# [Description of the task]
Repeat the whole of the data, keeping every detail the same.
>> start Supplied entries
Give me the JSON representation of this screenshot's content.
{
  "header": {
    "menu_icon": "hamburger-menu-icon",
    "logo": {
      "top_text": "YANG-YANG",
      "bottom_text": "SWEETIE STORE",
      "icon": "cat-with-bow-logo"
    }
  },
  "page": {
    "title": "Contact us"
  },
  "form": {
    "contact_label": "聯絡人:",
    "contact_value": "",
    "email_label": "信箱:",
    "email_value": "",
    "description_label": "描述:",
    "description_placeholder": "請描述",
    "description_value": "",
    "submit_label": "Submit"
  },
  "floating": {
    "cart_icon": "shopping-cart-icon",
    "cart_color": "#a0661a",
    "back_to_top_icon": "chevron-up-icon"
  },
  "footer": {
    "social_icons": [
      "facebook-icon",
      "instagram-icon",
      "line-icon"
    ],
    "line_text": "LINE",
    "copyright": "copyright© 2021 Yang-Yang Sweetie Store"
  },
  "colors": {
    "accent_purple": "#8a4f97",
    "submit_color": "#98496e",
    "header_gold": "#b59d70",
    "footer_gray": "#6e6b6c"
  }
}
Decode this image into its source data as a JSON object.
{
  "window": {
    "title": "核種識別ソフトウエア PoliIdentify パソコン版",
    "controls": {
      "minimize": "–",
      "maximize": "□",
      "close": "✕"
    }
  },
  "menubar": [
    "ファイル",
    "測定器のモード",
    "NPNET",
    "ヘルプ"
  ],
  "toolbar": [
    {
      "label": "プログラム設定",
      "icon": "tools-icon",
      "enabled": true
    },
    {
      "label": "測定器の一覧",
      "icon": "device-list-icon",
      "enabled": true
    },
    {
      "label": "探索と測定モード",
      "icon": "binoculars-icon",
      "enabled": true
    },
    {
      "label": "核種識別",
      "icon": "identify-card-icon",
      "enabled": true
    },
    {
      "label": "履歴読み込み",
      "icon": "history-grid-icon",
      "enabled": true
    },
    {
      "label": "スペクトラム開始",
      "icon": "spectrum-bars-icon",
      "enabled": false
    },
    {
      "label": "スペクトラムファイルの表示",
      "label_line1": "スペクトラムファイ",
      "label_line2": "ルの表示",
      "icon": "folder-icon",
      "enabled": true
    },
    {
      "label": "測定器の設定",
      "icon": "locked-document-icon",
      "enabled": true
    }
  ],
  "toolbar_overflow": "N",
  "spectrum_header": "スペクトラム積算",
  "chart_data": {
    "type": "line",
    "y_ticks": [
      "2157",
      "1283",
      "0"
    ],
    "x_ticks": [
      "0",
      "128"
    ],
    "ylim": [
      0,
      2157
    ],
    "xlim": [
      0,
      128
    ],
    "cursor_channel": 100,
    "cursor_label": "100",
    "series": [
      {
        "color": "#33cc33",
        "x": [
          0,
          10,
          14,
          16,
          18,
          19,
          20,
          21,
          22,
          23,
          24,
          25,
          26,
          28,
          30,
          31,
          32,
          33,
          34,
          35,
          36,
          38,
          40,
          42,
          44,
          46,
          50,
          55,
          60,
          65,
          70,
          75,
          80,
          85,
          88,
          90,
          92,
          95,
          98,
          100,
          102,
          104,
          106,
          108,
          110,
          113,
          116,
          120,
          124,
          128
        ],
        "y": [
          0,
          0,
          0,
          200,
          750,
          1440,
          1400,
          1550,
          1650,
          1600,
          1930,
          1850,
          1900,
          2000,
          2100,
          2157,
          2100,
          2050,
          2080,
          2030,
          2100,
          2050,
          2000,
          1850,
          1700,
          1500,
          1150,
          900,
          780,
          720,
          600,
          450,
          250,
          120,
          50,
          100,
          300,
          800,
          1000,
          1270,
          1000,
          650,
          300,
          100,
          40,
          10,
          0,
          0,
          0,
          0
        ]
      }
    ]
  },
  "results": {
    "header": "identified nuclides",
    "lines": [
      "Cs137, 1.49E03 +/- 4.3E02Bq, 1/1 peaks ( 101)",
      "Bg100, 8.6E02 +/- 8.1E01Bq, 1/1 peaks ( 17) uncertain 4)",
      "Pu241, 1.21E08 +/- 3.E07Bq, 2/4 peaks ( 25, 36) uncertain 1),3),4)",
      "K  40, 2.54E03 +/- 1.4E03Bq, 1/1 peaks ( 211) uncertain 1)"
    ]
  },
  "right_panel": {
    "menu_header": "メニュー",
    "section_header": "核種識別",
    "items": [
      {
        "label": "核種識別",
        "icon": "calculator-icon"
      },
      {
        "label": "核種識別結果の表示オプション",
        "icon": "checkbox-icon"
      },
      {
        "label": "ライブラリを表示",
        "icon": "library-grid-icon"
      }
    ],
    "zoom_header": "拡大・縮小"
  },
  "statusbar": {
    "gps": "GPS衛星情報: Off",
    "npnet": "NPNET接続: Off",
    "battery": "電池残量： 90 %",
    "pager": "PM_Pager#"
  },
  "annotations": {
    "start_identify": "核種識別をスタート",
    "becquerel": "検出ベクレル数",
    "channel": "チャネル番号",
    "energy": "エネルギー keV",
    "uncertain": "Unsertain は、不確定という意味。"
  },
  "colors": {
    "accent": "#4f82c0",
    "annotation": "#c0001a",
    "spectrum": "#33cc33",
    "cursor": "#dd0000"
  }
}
>> end Supplied entries
# [Worked solution]
Give me the JSON representation of this screenshot's content.
{
  "header": {
    "menu_icon": "hamburger-menu-icon",
    "logo": {
      "top_text": "YANG-YANG",
      "bottom_text": "SWEETIE STORE",
      "icon": "cat-with-bow-logo"
    }
  },
  "page": {
    "title": "Contact us"
  },
  "form": {
    "contact_label": "聯絡人:",
    "contact_value": "",
    "email_label": "信箱:",
    "email_value": "",
    "description_label": "描述:",
    "description_placeholder": "請描述",
    "description_value": "",
    "submit_label": "Submit"
  },
  "floating": {
    "cart_icon": "shopping-cart-icon",
    "cart_color": "#a0661a",
    "back_to_top_icon": "chevron-up-icon"
  },
  "footer": {
    "social_icons": [
      "facebook-icon",
      "instagram-icon",
      "line-icon"
    ],
    "line_text": "LINE",
    "copyright": "copyright© 2021 Yang-Yang Sweetie Store"
  },
  "colors": {
    "accent_purple": "#8a4f97",
    "submit_color": "#98496e",
    "header_gold": "#b59d70",
    "footer_gray": "#6e6b6c"
  }
}
Decode this image into its source data as a JSON object.
{
  "window": {
    "title": "核種識別ソフトウエア PoliIdentify パソコン版",
    "controls": {
      "minimize": "–",
      "maximize": "□",
      "close": "✕"
    }
  },
  "menubar": [
    "ファイル",
    "測定器のモード",
    "NPNET",
    "ヘルプ"
  ],
  "toolbar": [
    {
      "label": "プログラム設定",
      "icon": "tools-icon",
      "enabled": true
    },
    {
      "label": "測定器の一覧",
      "icon": "device-list-icon",
      "enabled": true
    },
    {
      "label": "探索と測定モード",
      "icon": "binoculars-icon",
      "enabled": true
    },
    {
      "label": "核種識別",
      "icon": "identify-card-icon",
      "enabled": true
    },
    {
      "label": "履歴読み込み",
      "icon": "history-grid-icon",
      "enabled": true
    },
    {
      "label": "スペクトラム開始",
      "icon": "spectrum-bars-icon",
      "enabled": false
    },
    {
      "label": "スペクトラムファイルの表示",
      "label_line1": "スペクトラムファイ",
      "label_line2": "ルの表示",
      "icon": "folder-icon",
      "enabled": true
    },
    {
      "label": "測定器の設定",
      "icon": "locked-document-icon",
      "enabled": true
    }
  ],
  "toolbar_overflow": "N",
  "spectrum_header": "スペクトラム積算",
  "chart_data": {
    "type": "line",
    "y_ticks": [
      "2157",
      "1283",
      "0"
    ],
    "x_ticks": [
      "0",
      "128"
    ],
    "ylim": [
      0,
      2157
    ],
    "xlim": [
      0,
      128
    ],
    "cursor_channel": 100,
    "cursor_label": "100",
    "series": [
      {
        "color": "#33cc33",
        "x": [
          0,
          10,
          14,
          16,
          18,
          19,
          20,
          21,
          22,
          23,
          24,
          25,
          26,
          28,
          30,
          31,
          32,
          33,
          34,
          35,
          36,
          38,
          40,
          42,
          44,
          46,
          50,
          55,
          60,
          65,
          70,
          75,
          80,
          85,
          88,
          90,
          92,
          95,
          98,
          100,
          102,
          104,
          106,
          108,
          110,
          113,
          116,
          120,
          124,
          128
        ],
        "y": [
          0,
          0,
          0,
          200,
          750,
          1440,
          1400,
          1550,
          1650,
          1600,
          1930,
          1850,
          1900,
          2000,
          2100,
          2157,
          2100,
          2050,
          2080,
          2030,
          2100,
          2050,
          2000,
          1850,
          1700,
          1500,
          1150,
          900,
          780,
          720,
          600,
          450,
          250,
          120,
          50,
          100,
          300,
          800,
          1000,
          1270,
          1000,
          650,
          300,
          100,
          40,
          10,
          0,
          0,
          0,
          0
        ]
      }
    ]
  },
  "results": {
    "header": "identified nuclides",
    "lines": [
      "Cs137, 1.49E03 +/- 4.3E02Bq, 1/1 peaks ( 101)",
      "Bg100, 8.6E02 +/- 8.1E01Bq, 1/1 peaks ( 17) uncertain 4)",
      "Pu241, 1.21E08 +/- 3.E07Bq, 2/4 peaks ( 25, 36) uncertain 1),3),4)",
      "K  40, 2.54E03 +/- 1.4E03Bq, 1/1 peaks ( 211) uncertain 1)"
    ]
  },
  "right_panel": {
    "menu_header": "メニュー",
    "section_header": "核種識別",
    "items": [
      {
        "label": "核種識別",
        "icon": "calculator-icon"
      },
      {
        "label": "核種識別結果の表示オプション",
        "icon": "checkbox-icon"
      },
      {
        "label": "ライブラリを表示",
        "icon": "library-grid-icon"
      }
    ],
    "zoom_header": "拡大・縮小"
  },
  "statusbar": {
    "gps": "GPS衛星情報: Off",
    "npnet": "NPNET接続: Off",
    "battery": "電池残量： 90 %",
    "pager": "PM_Pager#"
  },
  "annotations": {
    "start_identify": "核種識別をスタート",
    "becquerel": "検出ベクレル数",
    "channel": "チャネル番号",
    "energy": "エネルギー keV",
    "uncertain": "Unsertain は、不確定という意味。"
  },
  "colors": {
    "accent": "#4f82c0",
    "annotation": "#c0001a",
    "spectrum": "#33cc33",
    "cursor": "#dd0000"
  }
}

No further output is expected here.